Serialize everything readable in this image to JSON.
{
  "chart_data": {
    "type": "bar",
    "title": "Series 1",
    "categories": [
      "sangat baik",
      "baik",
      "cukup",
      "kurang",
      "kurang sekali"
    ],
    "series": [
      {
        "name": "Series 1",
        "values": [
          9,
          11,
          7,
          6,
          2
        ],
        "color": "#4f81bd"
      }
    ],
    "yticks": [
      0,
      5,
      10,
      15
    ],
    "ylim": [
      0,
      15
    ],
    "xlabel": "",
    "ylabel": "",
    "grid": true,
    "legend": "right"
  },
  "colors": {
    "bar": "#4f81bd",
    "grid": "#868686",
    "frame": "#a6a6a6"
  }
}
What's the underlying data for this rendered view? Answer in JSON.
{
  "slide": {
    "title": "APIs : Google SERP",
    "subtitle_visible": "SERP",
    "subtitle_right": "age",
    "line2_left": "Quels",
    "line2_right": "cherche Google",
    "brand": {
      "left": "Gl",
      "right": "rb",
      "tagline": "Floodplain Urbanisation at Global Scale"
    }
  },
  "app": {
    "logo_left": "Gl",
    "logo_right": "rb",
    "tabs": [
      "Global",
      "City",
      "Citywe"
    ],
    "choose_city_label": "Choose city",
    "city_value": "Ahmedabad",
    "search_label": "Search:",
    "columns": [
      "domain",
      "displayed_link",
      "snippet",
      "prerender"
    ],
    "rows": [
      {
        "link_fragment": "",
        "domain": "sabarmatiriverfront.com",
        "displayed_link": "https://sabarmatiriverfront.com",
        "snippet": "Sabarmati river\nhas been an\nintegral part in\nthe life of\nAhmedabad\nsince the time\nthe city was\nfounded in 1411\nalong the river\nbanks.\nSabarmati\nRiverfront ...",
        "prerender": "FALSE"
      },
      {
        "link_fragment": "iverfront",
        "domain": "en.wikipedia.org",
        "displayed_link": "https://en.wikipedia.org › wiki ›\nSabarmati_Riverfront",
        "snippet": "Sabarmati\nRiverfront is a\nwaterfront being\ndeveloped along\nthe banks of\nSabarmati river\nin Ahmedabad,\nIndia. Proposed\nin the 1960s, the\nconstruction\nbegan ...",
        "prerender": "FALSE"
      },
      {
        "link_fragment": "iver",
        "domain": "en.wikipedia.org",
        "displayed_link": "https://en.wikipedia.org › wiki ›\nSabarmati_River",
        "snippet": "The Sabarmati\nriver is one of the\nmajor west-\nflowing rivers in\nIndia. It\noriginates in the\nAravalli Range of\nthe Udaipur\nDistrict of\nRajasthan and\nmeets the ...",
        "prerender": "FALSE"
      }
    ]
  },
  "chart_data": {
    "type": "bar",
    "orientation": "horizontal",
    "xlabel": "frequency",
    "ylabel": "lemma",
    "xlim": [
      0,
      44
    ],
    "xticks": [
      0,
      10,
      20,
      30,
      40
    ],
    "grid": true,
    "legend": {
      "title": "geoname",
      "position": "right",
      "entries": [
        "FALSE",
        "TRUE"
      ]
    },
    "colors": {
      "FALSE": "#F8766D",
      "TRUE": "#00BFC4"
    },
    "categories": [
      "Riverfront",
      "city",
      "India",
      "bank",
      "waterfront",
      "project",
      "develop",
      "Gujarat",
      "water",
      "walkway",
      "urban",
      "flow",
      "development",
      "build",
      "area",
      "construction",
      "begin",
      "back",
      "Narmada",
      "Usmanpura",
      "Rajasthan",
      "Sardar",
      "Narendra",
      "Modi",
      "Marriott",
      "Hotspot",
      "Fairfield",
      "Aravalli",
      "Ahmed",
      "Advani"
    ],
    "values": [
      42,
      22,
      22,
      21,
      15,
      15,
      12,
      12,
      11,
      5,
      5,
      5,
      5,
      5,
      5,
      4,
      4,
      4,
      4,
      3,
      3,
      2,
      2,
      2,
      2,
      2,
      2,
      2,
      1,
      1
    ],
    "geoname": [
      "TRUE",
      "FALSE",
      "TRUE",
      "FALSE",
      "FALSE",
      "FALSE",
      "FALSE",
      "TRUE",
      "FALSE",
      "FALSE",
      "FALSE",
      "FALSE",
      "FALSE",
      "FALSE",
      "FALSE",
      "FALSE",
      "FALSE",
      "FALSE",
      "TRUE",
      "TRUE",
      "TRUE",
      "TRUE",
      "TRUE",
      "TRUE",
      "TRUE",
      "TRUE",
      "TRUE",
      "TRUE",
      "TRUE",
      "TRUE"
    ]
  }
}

──────

▶ EXERCISE GOAL
Locate all lines in the listing above with the word "this". Copy them.

▶ SOLUTION
Serialize everything readable in this image to JSON.
What's the underlying data for this rendered view? Answer in JSON.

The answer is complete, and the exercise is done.